• What the task requires: Pull out from the material below all lines with "deprecated".

[Stored data entries]
******************************

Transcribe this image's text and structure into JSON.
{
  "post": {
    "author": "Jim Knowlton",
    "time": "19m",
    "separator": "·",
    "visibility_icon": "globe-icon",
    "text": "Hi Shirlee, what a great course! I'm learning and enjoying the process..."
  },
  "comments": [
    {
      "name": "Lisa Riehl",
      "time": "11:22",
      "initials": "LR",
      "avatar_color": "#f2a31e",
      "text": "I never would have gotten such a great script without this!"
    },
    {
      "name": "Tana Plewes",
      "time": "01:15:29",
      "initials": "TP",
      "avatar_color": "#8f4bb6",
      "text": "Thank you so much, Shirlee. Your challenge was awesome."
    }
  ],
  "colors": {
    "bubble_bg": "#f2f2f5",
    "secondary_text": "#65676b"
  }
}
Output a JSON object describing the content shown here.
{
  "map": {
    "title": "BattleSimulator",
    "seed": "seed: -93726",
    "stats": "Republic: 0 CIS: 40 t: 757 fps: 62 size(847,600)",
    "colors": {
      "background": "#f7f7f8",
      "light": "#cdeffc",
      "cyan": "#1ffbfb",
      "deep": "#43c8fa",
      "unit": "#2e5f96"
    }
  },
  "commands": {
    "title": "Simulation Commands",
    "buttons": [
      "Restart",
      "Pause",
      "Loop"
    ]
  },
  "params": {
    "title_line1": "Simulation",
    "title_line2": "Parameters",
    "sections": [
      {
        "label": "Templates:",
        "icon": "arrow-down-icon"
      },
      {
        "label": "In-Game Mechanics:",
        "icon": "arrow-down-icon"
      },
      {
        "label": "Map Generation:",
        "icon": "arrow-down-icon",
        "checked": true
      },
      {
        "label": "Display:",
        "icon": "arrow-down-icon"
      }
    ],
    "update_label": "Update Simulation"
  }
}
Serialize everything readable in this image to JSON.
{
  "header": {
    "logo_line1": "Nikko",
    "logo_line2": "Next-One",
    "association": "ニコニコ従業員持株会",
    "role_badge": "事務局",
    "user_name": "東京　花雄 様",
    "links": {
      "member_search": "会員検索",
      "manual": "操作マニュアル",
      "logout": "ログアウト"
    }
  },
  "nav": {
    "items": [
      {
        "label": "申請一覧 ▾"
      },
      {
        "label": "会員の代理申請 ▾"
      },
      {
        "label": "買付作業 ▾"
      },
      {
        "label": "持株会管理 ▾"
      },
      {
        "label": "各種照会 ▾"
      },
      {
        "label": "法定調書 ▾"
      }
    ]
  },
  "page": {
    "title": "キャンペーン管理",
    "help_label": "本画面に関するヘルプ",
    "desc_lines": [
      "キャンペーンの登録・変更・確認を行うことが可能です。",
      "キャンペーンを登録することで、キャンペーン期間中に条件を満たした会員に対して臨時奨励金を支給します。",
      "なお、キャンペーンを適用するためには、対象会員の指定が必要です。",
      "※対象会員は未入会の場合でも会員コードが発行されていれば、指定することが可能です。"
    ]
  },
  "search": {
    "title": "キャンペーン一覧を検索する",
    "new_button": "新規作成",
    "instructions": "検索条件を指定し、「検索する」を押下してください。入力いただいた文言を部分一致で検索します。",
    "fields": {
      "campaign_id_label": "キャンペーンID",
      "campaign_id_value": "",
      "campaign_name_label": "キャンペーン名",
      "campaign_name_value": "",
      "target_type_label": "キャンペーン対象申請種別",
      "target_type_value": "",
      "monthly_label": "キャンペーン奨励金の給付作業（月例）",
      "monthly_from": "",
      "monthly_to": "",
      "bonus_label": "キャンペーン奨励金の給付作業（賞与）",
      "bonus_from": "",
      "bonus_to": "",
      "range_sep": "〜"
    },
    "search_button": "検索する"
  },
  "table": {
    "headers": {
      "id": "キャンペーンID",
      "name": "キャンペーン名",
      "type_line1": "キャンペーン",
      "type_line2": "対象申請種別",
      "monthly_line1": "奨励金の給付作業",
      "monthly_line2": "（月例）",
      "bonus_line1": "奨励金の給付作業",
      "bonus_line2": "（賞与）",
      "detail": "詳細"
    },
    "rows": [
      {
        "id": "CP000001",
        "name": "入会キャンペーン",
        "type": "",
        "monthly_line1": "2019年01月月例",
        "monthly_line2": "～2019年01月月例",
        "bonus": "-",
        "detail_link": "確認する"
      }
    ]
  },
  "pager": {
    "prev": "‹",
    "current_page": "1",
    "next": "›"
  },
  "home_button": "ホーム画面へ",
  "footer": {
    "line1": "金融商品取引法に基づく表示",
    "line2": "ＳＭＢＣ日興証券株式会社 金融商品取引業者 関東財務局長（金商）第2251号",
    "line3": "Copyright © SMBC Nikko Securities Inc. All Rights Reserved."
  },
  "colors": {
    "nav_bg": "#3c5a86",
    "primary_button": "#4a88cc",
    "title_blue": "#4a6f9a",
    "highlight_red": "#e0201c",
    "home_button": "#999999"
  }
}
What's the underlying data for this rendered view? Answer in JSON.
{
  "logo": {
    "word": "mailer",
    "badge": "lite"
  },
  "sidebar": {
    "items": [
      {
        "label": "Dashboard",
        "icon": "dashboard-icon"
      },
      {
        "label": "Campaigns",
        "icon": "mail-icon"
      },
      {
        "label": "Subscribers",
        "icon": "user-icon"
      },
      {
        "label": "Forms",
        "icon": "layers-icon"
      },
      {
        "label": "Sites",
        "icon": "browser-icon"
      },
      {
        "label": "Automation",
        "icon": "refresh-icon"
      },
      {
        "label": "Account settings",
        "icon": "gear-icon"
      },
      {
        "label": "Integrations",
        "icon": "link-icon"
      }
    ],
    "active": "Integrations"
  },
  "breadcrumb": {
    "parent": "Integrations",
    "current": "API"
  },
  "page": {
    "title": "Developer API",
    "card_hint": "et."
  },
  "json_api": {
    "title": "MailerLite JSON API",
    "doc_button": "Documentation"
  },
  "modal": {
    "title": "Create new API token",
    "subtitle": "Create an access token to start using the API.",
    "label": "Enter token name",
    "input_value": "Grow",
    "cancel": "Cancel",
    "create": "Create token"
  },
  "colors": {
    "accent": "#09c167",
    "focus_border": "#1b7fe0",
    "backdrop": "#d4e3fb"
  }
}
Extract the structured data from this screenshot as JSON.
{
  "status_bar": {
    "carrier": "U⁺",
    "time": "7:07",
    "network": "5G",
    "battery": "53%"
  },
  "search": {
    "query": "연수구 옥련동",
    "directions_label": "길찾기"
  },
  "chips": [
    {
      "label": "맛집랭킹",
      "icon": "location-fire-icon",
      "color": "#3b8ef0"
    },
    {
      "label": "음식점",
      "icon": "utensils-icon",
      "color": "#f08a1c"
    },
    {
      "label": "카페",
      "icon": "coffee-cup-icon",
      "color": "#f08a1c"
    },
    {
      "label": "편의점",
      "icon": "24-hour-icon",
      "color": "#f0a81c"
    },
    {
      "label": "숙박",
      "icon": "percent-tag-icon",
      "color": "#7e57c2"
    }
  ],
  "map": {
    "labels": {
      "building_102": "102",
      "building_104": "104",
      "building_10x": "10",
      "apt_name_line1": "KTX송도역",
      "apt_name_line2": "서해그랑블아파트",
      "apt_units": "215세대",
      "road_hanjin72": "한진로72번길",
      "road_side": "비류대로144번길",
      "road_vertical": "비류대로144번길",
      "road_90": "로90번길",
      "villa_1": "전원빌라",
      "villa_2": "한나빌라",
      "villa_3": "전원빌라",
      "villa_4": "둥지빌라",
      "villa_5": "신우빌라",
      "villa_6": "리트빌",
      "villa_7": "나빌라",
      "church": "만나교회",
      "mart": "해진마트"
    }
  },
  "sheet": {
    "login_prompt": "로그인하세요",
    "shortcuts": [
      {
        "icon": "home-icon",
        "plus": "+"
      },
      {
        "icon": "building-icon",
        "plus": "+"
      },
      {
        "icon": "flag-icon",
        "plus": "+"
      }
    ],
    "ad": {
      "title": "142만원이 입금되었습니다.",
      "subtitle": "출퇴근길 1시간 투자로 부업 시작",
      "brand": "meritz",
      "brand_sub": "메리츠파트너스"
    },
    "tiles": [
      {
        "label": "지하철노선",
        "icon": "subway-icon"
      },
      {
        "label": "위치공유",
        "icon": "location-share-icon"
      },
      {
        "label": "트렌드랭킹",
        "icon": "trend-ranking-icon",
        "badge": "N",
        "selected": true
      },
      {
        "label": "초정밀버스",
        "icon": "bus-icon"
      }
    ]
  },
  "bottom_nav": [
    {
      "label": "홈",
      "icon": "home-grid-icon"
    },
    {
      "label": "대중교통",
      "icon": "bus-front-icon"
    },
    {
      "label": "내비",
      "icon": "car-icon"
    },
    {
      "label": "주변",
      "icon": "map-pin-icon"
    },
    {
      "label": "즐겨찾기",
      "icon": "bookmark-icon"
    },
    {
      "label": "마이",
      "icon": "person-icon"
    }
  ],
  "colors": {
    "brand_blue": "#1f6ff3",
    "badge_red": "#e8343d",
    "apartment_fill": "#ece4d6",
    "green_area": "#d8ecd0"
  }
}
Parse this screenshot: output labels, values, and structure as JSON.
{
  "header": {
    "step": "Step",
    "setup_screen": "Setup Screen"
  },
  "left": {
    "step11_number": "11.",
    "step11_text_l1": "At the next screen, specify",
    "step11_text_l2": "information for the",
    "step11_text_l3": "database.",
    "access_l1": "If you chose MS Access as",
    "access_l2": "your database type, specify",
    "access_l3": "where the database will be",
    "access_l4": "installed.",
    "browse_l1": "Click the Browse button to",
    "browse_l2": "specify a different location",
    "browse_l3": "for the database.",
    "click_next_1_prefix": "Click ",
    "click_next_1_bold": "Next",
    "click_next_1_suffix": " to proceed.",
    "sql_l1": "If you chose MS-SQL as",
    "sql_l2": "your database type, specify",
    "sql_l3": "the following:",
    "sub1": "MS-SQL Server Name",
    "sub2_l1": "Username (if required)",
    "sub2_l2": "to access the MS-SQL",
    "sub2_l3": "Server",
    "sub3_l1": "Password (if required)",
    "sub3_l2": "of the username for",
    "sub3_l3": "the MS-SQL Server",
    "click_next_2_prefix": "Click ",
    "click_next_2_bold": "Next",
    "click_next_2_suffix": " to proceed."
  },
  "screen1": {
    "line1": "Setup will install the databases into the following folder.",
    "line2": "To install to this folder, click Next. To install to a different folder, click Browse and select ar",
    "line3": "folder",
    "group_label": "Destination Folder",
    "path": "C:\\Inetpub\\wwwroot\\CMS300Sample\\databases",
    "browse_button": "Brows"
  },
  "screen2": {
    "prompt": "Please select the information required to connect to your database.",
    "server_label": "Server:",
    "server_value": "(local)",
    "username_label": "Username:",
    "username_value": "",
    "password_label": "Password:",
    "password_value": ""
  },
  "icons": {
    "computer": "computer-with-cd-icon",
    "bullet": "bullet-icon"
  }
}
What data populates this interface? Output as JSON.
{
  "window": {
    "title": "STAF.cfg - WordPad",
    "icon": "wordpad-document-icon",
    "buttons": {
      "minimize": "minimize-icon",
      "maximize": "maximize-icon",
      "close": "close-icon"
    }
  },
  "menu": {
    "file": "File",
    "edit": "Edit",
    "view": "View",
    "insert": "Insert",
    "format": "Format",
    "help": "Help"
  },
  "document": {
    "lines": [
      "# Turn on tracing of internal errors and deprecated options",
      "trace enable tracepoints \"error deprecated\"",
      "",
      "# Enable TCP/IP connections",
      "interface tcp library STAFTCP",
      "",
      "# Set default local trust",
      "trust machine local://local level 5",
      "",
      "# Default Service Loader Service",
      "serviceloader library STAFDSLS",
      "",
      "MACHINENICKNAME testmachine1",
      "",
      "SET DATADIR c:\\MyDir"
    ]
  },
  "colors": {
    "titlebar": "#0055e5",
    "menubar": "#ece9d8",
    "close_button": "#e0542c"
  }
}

******************************

• Solved exercise:
      "# Turn on tracing of internal errors and deprecated options",
      "trace enable tracepoints \"error deprecated\"",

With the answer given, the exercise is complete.